Tuesday, May 6, 2014

Let us pray...



     Before we begin today’s column, I’d like to open with a prayer. Please bow your heads and repeat after me:

     Eternal Father, thank you for guiding us and strengthening us, and helping us to know in our hearts where to have lunch. We praise your white and red checkered overalls, your Reagan-esque pompadour, your beatific smile, the giant burger you loft continually on our behalf at the entrance to your namesake restaurants and on your menus. O beloved Big Boy, protect us in our wayward hours, and guide us toward the salad bar, to counterbalance the caloric heft of your mighty triple-decker burgers. Anoint our lives with special sauce, as we enjoy this high-quality column. Amen.

     Now on to business. The U.S. Supreme Court said Monday that government can begin its various public functions with a sectarian prayer. The court ruled, 5-4, that the small town of Greece, New York, did not violate the Constitution by tucking Christian prayer, which included lines like, “the saving sacrifice of Jesus Christ on the cross,” before its monthly meetings. The risk that citizens who are Jewish or Muslim or atheistic — or who worship the Big Boy burger mascot as a deity — might feel excluded or offended is not significant.
     “Offense ... does not equate to coercion,” Justice Anthony Kennedy wrote.
     And that is true. Nobody forces you to embrace a religion by inserting its prayers into the daily machinery of government. Northbrook could start its village board meetings with a priest in red, swinging incense and intoning Latin, and I wouldn’t feel coerced to abandon my faith, such as it is. But there is still a not-so-subtle message, a disconnect from being forced, before you’re allowed to air your concerns to the government, to participate in a little service for a faith to which you don’t ascribe, similar perhaps what you felt worshipping Big Boy (What? You didn’t say the prayer? What’s the matter with you? You’re not a Ronald McDonaldarian are you? I knew it!). Thus waiting to testify how the enormous illuminated cross they want to erect in front of Northbrook Village Hall (people who push their faith never stop pushing) will shine in my windows, disturbing my cats, I might wonder if perhaps this government, which supposedly represents me too, is in fact giving my views their fair weight.

(Spatial layout data)
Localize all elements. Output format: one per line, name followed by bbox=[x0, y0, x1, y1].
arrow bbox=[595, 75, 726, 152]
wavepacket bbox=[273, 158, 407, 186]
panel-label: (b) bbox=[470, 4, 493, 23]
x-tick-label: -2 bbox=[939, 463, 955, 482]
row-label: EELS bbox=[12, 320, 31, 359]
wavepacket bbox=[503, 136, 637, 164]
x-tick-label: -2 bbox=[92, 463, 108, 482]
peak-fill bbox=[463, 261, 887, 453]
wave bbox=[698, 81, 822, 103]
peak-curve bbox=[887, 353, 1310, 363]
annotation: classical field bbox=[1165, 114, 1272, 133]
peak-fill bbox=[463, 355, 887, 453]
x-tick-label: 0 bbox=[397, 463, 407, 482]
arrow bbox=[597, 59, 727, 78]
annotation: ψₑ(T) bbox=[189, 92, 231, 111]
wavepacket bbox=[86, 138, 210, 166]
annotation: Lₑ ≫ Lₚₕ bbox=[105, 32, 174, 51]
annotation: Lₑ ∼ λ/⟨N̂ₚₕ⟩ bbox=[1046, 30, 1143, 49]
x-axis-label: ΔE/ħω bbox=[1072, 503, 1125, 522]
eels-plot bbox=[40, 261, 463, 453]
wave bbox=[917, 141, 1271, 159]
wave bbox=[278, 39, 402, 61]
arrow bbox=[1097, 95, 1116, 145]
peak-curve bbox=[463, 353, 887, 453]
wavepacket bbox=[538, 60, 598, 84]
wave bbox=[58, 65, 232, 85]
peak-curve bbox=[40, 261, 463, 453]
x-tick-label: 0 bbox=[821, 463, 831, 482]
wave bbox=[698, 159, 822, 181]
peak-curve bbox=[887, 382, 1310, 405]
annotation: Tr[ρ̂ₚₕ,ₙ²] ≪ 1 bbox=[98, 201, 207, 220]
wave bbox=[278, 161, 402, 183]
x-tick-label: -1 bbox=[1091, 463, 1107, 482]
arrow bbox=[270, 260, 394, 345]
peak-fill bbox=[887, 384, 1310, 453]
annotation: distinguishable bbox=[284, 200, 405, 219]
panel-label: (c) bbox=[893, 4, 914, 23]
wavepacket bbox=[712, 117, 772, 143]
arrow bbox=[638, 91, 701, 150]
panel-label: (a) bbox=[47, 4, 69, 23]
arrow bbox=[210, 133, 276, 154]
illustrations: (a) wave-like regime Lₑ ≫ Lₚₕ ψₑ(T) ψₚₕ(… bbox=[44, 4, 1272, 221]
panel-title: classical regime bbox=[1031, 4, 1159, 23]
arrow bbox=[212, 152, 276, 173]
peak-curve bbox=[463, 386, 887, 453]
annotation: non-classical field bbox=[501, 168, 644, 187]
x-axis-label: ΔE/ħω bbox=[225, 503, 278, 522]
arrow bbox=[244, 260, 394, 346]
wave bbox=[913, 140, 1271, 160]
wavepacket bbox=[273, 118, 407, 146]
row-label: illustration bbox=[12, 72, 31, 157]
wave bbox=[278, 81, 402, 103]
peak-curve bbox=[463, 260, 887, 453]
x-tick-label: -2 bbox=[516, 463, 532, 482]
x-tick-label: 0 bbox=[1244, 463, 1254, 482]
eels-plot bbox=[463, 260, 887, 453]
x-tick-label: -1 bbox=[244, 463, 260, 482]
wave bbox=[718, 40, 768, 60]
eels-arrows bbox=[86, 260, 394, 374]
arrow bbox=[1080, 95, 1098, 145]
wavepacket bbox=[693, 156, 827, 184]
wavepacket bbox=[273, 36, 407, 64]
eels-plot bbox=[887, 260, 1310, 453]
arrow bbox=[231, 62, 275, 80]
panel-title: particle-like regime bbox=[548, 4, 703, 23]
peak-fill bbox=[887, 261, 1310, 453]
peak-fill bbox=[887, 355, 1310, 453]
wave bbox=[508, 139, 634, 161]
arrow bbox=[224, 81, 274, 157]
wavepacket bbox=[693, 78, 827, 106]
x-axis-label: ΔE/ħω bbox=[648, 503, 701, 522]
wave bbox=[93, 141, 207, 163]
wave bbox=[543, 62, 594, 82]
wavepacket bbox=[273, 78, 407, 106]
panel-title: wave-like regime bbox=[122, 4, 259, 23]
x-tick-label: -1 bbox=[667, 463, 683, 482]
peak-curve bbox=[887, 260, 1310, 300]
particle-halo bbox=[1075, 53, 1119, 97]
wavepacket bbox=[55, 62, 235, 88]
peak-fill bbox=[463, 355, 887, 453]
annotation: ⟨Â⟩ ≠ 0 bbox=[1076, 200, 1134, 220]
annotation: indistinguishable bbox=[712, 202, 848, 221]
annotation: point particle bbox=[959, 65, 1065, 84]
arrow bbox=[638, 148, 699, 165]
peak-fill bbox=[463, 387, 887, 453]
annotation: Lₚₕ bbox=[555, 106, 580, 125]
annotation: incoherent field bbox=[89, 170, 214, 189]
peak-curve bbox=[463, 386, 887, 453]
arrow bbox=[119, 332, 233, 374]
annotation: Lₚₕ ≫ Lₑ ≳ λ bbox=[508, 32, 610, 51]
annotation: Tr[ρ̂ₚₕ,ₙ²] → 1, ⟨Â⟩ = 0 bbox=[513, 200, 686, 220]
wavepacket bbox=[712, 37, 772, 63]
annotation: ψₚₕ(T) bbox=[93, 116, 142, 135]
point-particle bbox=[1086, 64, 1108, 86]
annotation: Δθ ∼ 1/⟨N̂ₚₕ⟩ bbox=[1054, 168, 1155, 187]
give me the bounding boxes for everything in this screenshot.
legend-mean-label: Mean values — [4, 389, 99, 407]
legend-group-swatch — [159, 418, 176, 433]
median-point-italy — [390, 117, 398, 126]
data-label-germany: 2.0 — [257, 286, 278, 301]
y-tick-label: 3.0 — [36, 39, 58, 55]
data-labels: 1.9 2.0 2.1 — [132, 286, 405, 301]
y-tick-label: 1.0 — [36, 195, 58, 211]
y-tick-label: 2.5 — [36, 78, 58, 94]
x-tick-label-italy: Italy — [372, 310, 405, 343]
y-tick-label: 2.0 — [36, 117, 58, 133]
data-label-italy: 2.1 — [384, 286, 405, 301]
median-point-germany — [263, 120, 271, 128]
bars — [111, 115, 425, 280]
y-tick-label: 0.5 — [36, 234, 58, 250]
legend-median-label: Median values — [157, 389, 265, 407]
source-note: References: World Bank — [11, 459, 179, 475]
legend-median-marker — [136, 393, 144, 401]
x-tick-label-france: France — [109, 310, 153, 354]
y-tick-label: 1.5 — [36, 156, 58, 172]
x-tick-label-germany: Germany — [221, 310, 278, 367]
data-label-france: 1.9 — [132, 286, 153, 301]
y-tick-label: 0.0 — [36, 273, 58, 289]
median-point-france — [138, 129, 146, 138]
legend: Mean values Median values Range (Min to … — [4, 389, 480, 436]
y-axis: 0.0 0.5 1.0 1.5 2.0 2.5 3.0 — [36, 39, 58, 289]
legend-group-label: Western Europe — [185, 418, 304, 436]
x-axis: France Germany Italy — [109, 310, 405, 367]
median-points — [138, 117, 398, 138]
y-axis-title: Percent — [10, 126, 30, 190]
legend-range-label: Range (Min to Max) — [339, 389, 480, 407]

Jobs:
A – In the column about the Supreme Court prayer ruling, what was the vote in the case involving the town of Greece, New York?
B – Continue the column about the Supreme Court prayer ruling from the point where it stops.

Solved tasks:
A – The court ruled 5-4.

B –
     One out of four Americans isn't Christian, either because they worship another faith (a shock, I know, there are other faiths; sorry to be the one to tell you) or none at all. That's a big chunk of the country to shrug off. Yes, you can toss them a prayer or two. But this case isn't about towns wanting to celebrate diversity. It's about Christian prayer being jammed where it doesn't belong as a show of imaginary solidarity.
     If I showed up in Northbrook to deliver my Big Boy prayer, the trustees might permit it—how dare they suggest my religious conviction isn't sincere? But they'd also wonder: Why is he doing this? Why is he making a show of this ridiculous ideology when they have important business to conduct?
      Exactly. If we had a smoothly operating government, maybe a case could be made for nodding to faith. Give how deadlocked we are along party lines, introducing the haze of theology into a system already teetering on collapse is madness. Let's try to look impartially at this judicial change:
     A) The upside: a chance to recognize our nation's valuable religious heritage.
     B) The downside: the quarter of Americans who don't follow these beliefs are forced to attend an unfamiliar mini-church service before testifying in front of the zoning board (except on the days when the 99 percent of Americans who aren't Jewish or who aren't Muslim have to hear the rabbi or the imam pray, because it's only fair, and Tuesday it's the rabbi, then the Wiccan priest, then Rob Sherman eating an apple).
     How can the court decide A) trumps B)?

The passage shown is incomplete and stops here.